Material provided:
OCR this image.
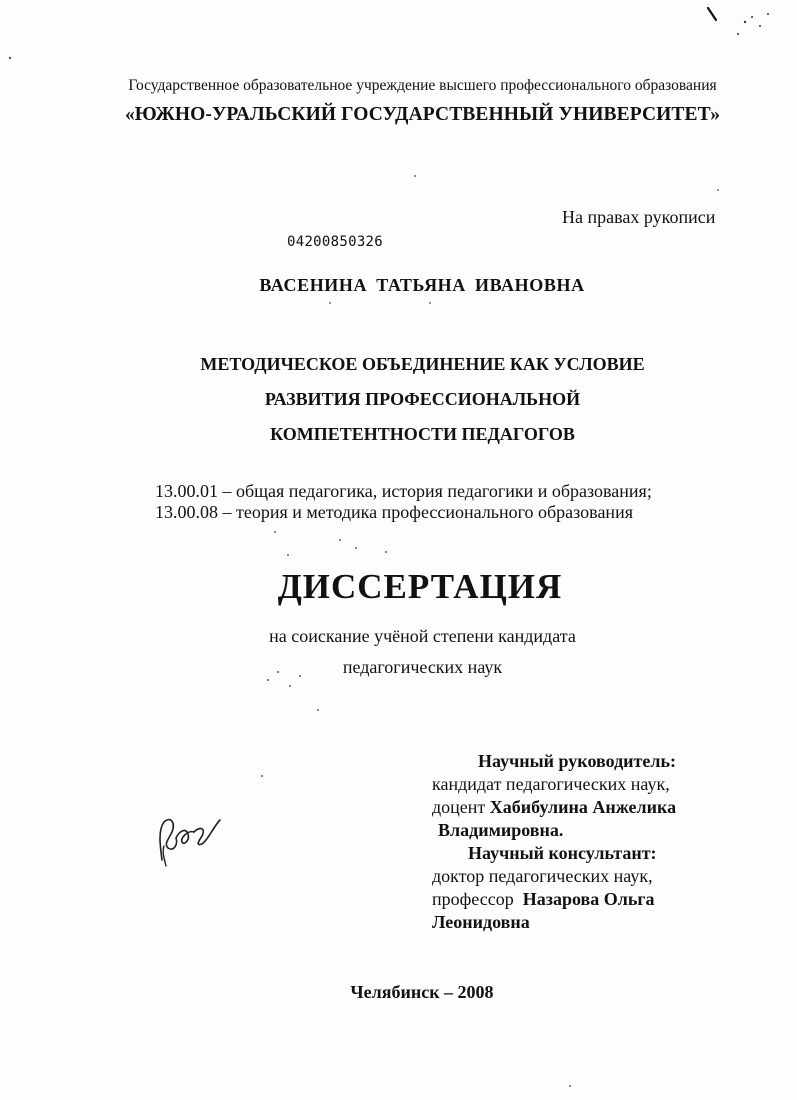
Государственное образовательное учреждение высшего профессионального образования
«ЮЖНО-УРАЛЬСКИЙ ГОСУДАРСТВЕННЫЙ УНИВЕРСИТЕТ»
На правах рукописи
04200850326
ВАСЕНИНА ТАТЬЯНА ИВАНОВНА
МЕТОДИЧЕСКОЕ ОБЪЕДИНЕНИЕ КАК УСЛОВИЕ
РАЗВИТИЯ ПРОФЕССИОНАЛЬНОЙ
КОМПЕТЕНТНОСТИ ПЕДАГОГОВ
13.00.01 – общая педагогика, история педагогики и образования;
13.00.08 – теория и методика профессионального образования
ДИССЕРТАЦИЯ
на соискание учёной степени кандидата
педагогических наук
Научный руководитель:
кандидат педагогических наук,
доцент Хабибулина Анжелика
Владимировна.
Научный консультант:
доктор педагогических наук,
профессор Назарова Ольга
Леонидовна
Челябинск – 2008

Work to do:
Quote every entry exactly, with the pictures omitted.

Exercise answer:
OCR this image.
Государственное образовательное учреждение высшего профессионального образования
«ЮЖНО-УРАЛЬСКИЙ ГОСУДАРСТВЕННЫЙ УНИВЕРСИТЕТ»
На правах рукописи
04200850326
ВАСЕНИНА ТАТЬЯНА ИВАНОВНА
МЕТОДИЧЕСКОЕ ОБЪЕДИНЕНИЕ КАК УСЛОВИЕ
РАЗВИТИЯ ПРОФЕССИОНАЛЬНОЙ
КОМПЕТЕНТНОСТИ ПЕДАГОГОВ
13.00.01 – общая педагогика, история педагогики и образования;
13.00.08 – теория и методика профессионального образования
ДИССЕРТАЦИЯ
на соискание учёной степени кандидата
педагогических наук
Научный руководитель:
кандидат педагогических наук,
доцент Хабибулина Анжелика
Владимировна.
Научный консультант:
доктор педагогических наук,
профессор Назарова Ольга
Леонидовна
Челябинск – 2008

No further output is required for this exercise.